**Exercise goal**
List every row below that contains the word "Produkten", treating uppercase and lowercase as different.

**Record excerpts**
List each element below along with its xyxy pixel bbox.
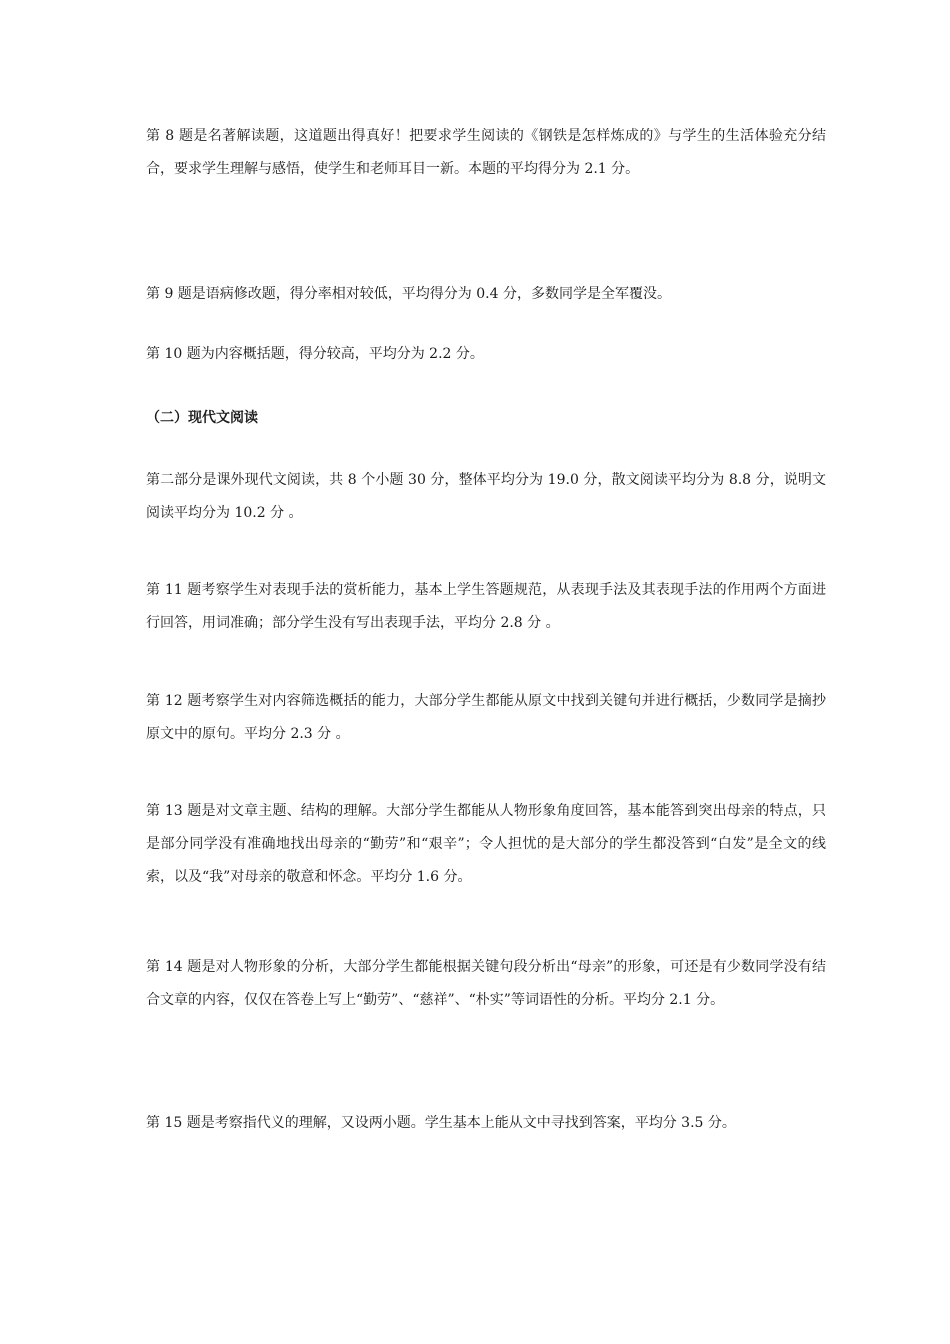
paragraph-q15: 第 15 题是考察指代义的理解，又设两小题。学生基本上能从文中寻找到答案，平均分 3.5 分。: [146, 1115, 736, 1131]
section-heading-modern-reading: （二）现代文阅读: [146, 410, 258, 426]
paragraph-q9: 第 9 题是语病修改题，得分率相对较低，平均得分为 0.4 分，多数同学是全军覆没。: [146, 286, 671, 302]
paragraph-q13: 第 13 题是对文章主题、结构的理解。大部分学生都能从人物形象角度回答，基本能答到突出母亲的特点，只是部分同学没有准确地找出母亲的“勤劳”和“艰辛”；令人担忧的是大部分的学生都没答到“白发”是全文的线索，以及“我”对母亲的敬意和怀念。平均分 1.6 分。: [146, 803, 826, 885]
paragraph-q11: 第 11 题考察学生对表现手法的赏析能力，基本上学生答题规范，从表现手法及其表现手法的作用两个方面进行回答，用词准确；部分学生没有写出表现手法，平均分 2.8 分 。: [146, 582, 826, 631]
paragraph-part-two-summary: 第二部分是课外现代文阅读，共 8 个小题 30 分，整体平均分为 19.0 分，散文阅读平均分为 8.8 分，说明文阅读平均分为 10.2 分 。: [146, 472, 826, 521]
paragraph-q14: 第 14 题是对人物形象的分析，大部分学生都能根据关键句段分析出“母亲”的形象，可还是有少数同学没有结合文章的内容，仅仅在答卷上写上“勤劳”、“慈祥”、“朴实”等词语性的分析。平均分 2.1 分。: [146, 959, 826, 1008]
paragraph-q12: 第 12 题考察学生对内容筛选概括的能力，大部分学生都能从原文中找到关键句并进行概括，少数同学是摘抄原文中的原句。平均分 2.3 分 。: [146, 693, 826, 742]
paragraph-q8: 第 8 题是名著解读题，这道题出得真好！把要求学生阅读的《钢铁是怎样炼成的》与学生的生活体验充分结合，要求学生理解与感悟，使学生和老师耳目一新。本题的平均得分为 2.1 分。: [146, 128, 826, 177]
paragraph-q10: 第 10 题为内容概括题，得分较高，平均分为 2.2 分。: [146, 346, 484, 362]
--
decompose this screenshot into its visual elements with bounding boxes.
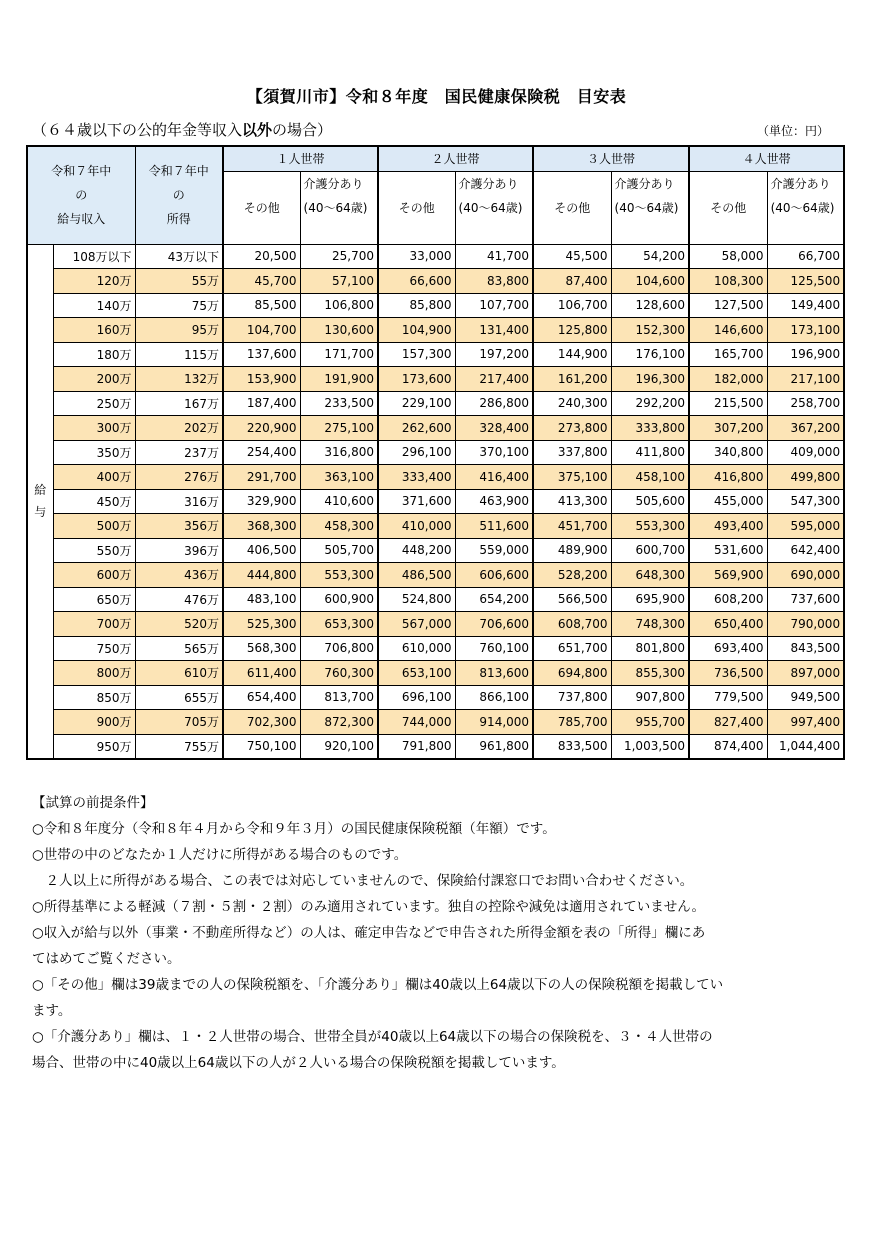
...
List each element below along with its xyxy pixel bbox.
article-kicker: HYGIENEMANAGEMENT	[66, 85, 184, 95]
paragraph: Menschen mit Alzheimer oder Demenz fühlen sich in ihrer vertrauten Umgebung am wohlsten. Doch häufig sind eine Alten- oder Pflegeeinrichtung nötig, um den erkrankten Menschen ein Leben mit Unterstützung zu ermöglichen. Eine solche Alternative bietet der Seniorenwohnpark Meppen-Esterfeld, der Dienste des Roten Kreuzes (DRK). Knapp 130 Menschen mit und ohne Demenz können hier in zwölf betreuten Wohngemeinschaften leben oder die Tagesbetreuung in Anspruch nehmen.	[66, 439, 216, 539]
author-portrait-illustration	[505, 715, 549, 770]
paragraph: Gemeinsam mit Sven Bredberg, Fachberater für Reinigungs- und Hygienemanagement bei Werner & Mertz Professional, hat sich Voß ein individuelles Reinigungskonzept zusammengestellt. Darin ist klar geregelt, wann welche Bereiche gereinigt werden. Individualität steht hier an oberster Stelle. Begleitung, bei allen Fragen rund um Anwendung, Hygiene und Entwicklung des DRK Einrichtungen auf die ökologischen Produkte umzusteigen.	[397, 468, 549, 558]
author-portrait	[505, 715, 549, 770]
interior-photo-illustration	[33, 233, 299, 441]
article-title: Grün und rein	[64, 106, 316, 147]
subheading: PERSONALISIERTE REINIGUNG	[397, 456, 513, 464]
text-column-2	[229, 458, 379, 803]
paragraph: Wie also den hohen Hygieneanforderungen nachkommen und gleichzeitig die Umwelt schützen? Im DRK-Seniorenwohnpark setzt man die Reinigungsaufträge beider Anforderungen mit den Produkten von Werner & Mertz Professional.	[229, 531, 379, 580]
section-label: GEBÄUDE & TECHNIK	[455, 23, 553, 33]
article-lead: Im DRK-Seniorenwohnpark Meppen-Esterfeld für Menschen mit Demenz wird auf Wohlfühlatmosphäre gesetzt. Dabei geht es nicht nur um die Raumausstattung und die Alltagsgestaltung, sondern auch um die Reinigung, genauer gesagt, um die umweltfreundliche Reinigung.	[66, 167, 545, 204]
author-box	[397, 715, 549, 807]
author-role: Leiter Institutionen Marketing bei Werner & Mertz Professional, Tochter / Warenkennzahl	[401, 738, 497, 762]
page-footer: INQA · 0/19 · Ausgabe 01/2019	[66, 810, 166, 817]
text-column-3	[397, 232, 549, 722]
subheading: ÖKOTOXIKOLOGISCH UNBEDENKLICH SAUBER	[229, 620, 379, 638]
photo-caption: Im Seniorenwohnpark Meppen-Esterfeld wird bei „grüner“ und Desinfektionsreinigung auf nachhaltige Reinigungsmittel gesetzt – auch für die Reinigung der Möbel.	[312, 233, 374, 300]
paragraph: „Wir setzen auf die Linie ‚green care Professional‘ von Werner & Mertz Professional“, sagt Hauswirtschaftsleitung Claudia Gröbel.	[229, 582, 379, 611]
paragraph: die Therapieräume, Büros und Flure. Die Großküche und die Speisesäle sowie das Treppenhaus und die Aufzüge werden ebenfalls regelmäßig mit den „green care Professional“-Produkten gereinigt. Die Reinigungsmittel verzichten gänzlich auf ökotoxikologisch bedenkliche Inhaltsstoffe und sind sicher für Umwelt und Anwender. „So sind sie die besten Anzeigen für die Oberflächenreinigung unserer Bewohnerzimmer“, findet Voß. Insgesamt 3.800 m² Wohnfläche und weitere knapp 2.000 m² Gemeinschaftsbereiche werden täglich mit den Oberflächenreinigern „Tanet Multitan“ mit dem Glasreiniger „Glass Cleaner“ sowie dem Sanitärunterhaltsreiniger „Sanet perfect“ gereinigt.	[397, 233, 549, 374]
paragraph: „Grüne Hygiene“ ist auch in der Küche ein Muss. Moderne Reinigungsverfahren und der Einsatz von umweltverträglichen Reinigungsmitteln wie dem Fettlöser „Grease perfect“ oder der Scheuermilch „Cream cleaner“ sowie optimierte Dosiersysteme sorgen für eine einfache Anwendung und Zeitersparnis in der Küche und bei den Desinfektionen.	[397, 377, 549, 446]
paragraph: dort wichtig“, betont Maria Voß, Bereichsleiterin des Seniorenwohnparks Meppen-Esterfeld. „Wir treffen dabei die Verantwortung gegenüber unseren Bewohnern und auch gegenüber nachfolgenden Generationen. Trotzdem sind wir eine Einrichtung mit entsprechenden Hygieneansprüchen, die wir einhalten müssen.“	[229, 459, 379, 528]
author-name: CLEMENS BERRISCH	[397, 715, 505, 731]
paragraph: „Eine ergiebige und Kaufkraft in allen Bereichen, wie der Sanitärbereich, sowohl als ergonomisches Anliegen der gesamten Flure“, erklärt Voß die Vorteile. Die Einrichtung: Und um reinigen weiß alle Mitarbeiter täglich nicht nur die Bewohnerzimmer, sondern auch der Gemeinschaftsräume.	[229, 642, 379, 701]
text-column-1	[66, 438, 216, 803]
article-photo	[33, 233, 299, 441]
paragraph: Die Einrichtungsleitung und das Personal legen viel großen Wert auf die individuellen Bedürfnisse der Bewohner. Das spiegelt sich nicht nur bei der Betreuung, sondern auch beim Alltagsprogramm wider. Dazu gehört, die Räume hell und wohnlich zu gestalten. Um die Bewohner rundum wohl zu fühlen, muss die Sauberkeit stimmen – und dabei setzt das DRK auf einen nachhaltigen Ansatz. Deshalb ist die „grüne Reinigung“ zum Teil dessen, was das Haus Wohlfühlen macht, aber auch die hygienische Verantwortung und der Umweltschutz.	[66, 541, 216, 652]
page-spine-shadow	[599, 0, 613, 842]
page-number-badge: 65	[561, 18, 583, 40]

**Solution**
paragraph: Wie also den hohen Hygieneanforderungen nachkommen und gleichzeitig die Umwelt schützen? Im DRK-Seniorenwohnpark setzt man die Reinigungsaufträge beider Anforderungen mit den Produkten von Werner & Mertz Professional.	[229, 531, 379, 580]
paragraph: die Therapieräume, Büros und Flure. Die Großküche und die Speisesäle sowie das Treppenhaus und die Aufzüge werden ebenfalls regelmäßig mit den „green care Professional“-Produkten gereinigt. Die Reinigungsmittel verzichten gänzlich auf ökotoxikologisch bedenkliche Inhaltsstoffe und sind sicher für Umwelt und Anwender. „So sind sie die besten Anzeigen für die Oberflächenreinigung unserer Bewohnerzimmer“, findet Voß. Insgesamt 3.800 m² Wohnfläche und weitere knapp 2.000 m² Gemeinschaftsbereiche werden täglich mit den Oberflächenreinigern „Tanet Multitan“ mit dem Glasreiniger „Glass Cleaner“ sowie dem Sanitärunterhaltsreiniger „Sanet perfect“ gereinigt.	[397, 233, 549, 374]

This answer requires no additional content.